** Start **

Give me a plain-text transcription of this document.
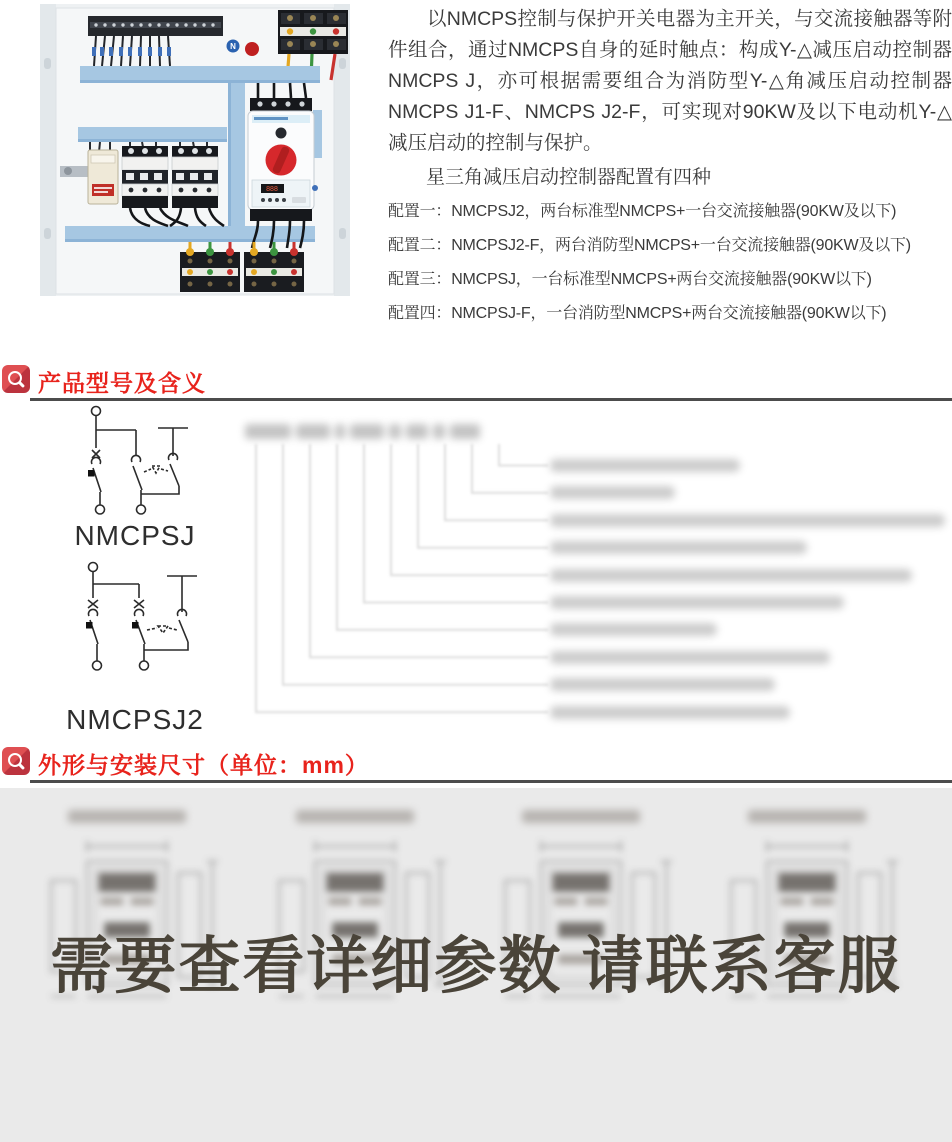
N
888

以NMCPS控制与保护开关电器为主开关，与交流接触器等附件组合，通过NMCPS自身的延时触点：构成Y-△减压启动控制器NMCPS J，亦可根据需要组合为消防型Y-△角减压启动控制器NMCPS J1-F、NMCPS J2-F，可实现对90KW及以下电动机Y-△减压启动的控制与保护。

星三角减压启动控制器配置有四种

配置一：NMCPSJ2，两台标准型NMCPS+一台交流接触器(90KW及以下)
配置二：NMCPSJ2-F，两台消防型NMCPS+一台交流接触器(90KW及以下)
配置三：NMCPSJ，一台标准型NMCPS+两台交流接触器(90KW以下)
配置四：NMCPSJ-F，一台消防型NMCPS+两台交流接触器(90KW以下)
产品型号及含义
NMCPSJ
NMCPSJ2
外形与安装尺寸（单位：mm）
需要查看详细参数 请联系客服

** End **

## What the exercise asks
From the listing above, copy every line that includes the word "两台交流接触器".

## Result of this task
配置三：NMCPSJ，一台标准型NMCPS+两台交流接触器(90KW以下)
配置四：NMCPSJ-F，一台消防型NMCPS+两台交流接触器(90KW以下)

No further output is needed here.